▶ [Task to complete]: Write out every single entry exactly.

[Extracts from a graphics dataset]
┌────────
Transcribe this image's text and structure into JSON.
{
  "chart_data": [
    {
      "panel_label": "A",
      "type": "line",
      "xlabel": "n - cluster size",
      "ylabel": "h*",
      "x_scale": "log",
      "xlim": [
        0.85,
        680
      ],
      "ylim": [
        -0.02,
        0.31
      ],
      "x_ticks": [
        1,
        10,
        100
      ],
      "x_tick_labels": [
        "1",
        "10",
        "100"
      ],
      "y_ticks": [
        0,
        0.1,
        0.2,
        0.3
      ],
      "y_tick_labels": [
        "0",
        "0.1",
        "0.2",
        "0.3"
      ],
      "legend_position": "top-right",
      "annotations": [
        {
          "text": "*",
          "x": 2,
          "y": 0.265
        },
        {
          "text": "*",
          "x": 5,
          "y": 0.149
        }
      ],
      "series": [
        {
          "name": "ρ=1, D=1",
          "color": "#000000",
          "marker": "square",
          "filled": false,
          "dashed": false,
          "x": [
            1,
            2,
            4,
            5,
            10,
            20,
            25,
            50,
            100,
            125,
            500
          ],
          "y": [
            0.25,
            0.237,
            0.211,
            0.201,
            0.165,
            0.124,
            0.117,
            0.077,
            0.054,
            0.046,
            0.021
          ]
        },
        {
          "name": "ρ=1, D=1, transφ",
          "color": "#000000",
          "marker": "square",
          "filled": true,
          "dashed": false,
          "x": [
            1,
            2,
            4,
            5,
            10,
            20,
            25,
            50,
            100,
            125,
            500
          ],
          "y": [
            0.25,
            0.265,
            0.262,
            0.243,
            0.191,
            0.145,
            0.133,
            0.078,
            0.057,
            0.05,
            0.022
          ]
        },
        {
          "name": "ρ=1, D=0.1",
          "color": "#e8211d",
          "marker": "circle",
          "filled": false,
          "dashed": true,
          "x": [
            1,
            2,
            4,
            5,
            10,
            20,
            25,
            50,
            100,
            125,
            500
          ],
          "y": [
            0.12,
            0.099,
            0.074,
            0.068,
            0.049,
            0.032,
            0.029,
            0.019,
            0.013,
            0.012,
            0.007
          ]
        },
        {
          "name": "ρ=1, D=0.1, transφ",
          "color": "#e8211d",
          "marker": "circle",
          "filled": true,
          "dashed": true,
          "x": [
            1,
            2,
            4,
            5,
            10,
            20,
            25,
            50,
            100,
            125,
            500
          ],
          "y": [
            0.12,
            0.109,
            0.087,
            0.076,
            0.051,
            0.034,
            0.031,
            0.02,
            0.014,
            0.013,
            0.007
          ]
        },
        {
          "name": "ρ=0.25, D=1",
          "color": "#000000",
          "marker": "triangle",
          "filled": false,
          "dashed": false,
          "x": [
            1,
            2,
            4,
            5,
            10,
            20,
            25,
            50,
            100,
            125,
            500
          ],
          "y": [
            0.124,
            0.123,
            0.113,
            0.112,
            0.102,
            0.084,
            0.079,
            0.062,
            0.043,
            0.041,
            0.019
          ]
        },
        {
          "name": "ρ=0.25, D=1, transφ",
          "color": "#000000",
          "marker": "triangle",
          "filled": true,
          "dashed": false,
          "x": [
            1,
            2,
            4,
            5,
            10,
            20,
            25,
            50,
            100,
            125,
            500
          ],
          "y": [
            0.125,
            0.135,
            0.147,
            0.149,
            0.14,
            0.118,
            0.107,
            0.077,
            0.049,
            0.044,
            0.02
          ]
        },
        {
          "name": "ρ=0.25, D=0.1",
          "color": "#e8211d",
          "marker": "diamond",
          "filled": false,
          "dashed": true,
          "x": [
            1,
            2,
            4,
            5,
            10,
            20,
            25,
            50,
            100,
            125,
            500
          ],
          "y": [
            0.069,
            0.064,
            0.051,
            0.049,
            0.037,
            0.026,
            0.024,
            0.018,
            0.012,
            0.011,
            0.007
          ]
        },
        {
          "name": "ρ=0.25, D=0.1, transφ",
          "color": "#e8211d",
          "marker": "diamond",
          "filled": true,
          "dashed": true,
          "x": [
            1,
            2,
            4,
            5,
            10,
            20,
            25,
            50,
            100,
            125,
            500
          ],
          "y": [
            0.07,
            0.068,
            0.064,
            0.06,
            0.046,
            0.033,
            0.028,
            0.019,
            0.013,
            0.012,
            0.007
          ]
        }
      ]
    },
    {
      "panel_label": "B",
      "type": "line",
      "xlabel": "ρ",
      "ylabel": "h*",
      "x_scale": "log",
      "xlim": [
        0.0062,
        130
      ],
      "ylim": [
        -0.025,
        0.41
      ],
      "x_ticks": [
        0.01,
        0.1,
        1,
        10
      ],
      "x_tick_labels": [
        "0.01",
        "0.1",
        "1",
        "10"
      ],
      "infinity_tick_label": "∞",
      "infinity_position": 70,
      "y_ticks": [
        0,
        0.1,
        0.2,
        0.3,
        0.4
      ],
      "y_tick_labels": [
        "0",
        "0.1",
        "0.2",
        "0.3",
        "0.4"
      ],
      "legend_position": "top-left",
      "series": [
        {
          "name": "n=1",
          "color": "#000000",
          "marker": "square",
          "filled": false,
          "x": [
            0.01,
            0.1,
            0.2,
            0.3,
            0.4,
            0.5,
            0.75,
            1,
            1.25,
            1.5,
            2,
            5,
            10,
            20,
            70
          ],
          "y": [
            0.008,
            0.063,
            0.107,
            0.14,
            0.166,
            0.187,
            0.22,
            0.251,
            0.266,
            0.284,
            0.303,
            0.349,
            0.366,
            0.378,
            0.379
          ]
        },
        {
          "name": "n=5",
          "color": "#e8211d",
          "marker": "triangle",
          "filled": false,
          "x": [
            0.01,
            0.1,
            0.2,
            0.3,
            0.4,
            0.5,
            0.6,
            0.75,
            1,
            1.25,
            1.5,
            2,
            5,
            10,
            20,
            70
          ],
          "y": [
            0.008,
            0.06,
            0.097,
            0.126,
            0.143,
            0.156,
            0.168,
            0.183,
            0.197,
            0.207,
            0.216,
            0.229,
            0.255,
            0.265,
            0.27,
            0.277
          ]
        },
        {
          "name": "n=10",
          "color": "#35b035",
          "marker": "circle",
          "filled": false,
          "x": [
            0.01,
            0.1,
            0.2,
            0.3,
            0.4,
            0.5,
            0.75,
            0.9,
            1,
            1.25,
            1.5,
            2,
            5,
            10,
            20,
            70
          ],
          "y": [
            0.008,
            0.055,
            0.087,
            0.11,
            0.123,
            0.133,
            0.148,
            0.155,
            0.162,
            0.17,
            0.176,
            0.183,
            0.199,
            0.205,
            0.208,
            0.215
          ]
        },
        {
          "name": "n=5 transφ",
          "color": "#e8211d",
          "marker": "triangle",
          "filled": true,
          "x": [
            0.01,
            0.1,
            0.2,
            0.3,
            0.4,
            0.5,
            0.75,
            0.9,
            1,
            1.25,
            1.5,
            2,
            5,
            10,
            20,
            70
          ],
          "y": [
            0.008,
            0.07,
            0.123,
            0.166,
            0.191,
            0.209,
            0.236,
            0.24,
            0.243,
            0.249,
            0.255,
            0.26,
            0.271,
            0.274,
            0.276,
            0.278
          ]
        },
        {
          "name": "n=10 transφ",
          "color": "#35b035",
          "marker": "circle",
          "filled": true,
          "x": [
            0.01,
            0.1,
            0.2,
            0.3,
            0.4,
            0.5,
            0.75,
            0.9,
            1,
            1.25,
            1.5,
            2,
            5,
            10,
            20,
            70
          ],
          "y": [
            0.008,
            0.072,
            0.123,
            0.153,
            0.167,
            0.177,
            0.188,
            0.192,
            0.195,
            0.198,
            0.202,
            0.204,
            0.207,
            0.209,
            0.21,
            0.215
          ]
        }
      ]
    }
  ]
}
└────────
▶ [Answer for the task]:
Transcribe this image's text and structure into JSON.
{
  "chart_data": [
    {
      "panel_label": "A",
      "type": "line",
      "xlabel": "n - cluster size",
      "ylabel": "h*",
      "x_scale": "log",
      "xlim": [
        0.85,
        680
      ],
      "ylim": [
        -0.02,
        0.31
      ],
      "x_ticks": [
        1,
        10,
        100
      ],
      "x_tick_labels": [
        "1",
        "10",
        "100"
      ],
      "y_ticks": [
        0,
        0.1,
        0.2,
        0.3
      ],
      "y_tick_labels": [
        "0",
        "0.1",
        "0.2",
        "0.3"
      ],
      "legend_position": "top-right",
      "annotations": [
        {
          "text": "*",
          "x": 2,
          "y": 0.265
        },
        {
          "text": "*",
          "x": 5,
          "y": 0.149
        }
      ],
      "series": [
        {
          "name": "ρ=1, D=1",
          "color": "#000000",
          "marker": "square",
          "filled": false,
          "dashed": false,
          "x": [
            1,
            2,
            4,
            5,
            10,
            20,
            25,
            50,
            100,
            125,
            500
          ],
          "y": [
            0.25,
            0.237,
            0.211,
            0.201,
            0.165,
            0.124,
            0.117,
            0.077,
            0.054,
            0.046,
            0.021
          ]
        },
        {
          "name": "ρ=1, D=1, transφ",
          "color": "#000000",
          "marker": "square",
          "filled": true,
          "dashed": false,
          "x": [
            1,
            2,
            4,
            5,
            10,
            20,
            25,
            50,
            100,
            125,
            500
          ],
          "y": [
            0.25,
            0.265,
            0.262,
            0.243,
            0.191,
            0.145,
            0.133,
            0.078,
            0.057,
            0.05,
            0.022
          ]
        },
        {
          "name": "ρ=1, D=0.1",
          "color": "#e8211d",
          "marker": "circle",
          "filled": false,
          "dashed": true,
          "x": [
            1,
            2,
            4,
            5,
            10,
            20,
            25,
            50,
            100,
            125,
            500
          ],
          "y": [
            0.12,
            0.099,
            0.074,
            0.068,
            0.049,
            0.032,
            0.029,
            0.019,
            0.013,
            0.012,
            0.007
          ]
        },
        {
          "name": "ρ=1, D=0.1, transφ",
          "color": "#e8211d",
          "marker": "circle",
          "filled": true,
          "dashed": true,
          "x": [
            1,
            2,
            4,
            5,
            10,
            20,
            25,
            50,
            100,
            125,
            500
          ],
          "y": [
            0.12,
            0.109,
            0.087,
            0.076,
            0.051,
            0.034,
            0.031,
            0.02,
            0.014,
            0.013,
            0.007
          ]
        },
        {
          "name": "ρ=0.25, D=1",
          "color": "#000000",
          "marker": "triangle",
          "filled": false,
          "dashed": false,
          "x": [
            1,
            2,
            4,
            5,
            10,
            20,
            25,
            50,
            100,
            125,
            500
          ],
          "y": [
            0.124,
            0.123,
            0.113,
            0.112,
            0.102,
            0.084,
            0.079,
            0.062,
            0.043,
            0.041,
            0.019
          ]
        },
        {
          "name": "ρ=0.25, D=1, transφ",
          "color": "#000000",
          "marker": "triangle",
          "filled": true,
          "dashed": false,
          "x": [
            1,
            2,
            4,
            5,
            10,
            20,
            25,
            50,
            100,
            125,
            500
          ],
          "y": [
            0.125,
            0.135,
            0.147,
            0.149,
            0.14,
            0.118,
            0.107,
            0.077,
            0.049,
            0.044,
            0.02
          ]
        },
        {
          "name": "ρ=0.25, D=0.1",
          "color": "#e8211d",
          "marker": "diamond",
          "filled": false,
          "dashed": true,
          "x": [
            1,
            2,
            4,
            5,
            10,
            20,
            25,
            50,
            100,
            125,
            500
          ],
          "y": [
            0.069,
            0.064,
            0.051,
            0.049,
            0.037,
            0.026,
            0.024,
            0.018,
            0.012,
            0.011,
            0.007
          ]
        },
        {
          "name": "ρ=0.25, D=0.1, transφ",
          "color": "#e8211d",
          "marker": "diamond",
          "filled": true,
          "dashed": true,
          "x": [
            1,
            2,
            4,
            5,
            10,
            20,
            25,
            50,
            100,
            125,
            500
          ],
          "y": [
            0.07,
            0.068,
            0.064,
            0.06,
            0.046,
            0.033,
            0.028,
            0.019,
            0.013,
            0.012,
            0.007
          ]
        }
      ]
    },
    {
      "panel_label": "B",
      "type": "line",
      "xlabel": "ρ",
      "ylabel": "h*",
      "x_scale": "log",
      "xlim": [
        0.0062,
        130
      ],
      "ylim": [
        -0.025,
        0.41
      ],
      "x_ticks": [
        0.01,
        0.1,
        1,
        10
      ],
      "x_tick_labels": [
        "0.01",
        "0.1",
        "1",
        "10"
      ],
      "infinity_tick_label": "∞",
      "infinity_position": 70,
      "y_ticks": [
        0,
        0.1,
        0.2,
        0.3,
        0.4
      ],
      "y_tick_labels": [
        "0",
        "0.1",
        "0.2",
        "0.3",
        "0.4"
      ],
      "legend_position": "top-left",
      "series": [
        {
          "name": "n=1",
          "color": "#000000",
          "marker": "square",
          "filled": false,
          "x": [
            0.01,
            0.1,
            0.2,
            0.3,
            0.4,
            0.5,
            0.75,
            1,
            1.25,
            1.5,
            2,
            5,
            10,
            20,
            70
          ],
          "y": [
            0.008,
            0.063,
            0.107,
            0.14,
            0.166,
            0.187,
            0.22,
            0.251,
            0.266,
            0.284,
            0.303,
            0.349,
            0.366,
            0.378,
            0.379
          ]
        },
        {
          "name": "n=5",
          "color": "#e8211d",
          "marker": "triangle",
          "filled": false,
          "x": [
            0.01,
            0.1,
            0.2,
            0.3,
            0.4,
            0.5,
            0.6,
            0.75,
            1,
            1.25,
            1.5,
            2,
            5,
            10,
            20,
            70
          ],
          "y": [
            0.008,
            0.06,
            0.097,
            0.126,
            0.143,
            0.156,
            0.168,
            0.183,
            0.197,
            0.207,
            0.216,
            0.229,
            0.255,
            0.265,
            0.27,
            0.277
          ]
        },
        {
          "name": "n=10",
          "color": "#35b035",
          "marker": "circle",
          "filled": false,
          "x": [
            0.01,
            0.1,
            0.2,
            0.3,
            0.4,
            0.5,
            0.75,
            0.9,
            1,
            1.25,
            1.5,
            2,
            5,
            10,
            20,
            70
          ],
          "y": [
            0.008,
            0.055,
            0.087,
            0.11,
            0.123,
            0.133,
            0.148,
            0.155,
            0.162,
            0.17,
            0.176,
            0.183,
            0.199,
            0.205,
            0.208,
            0.215
          ]
        },
        {
          "name": "n=5 transφ",
          "color": "#e8211d",
          "marker": "triangle",
          "filled": true,
          "x": [
            0.01,
            0.1,
            0.2,
            0.3,
            0.4,
            0.5,
            0.75,
            0.9,
            1,
            1.25,
            1.5,
            2,
            5,
            10,
            20,
            70
          ],
          "y": [
            0.008,
            0.07,
            0.123,
            0.166,
            0.191,
            0.209,
            0.236,
            0.24,
            0.243,
            0.249,
            0.255,
            0.26,
            0.271,
            0.274,
            0.276,
            0.278
          ]
        },
        {
          "name": "n=10 transφ",
          "color": "#35b035",
          "marker": "circle",
          "filled": true,
          "x": [
            0.01,
            0.1,
            0.2,
            0.3,
            0.4,
            0.5,
            0.75,
            0.9,
            1,
            1.25,
            1.5,
            2,
            5,
            10,
            20,
            70
          ],
          "y": [
            0.008,
            0.072,
            0.123,
            0.153,
            0.167,
            0.177,
            0.188,
            0.192,
            0.195,
            0.198,
            0.202,
            0.204,
            0.207,
            0.209,
            0.21,
            0.215
          ]
        }
      ]
    }
  ]
}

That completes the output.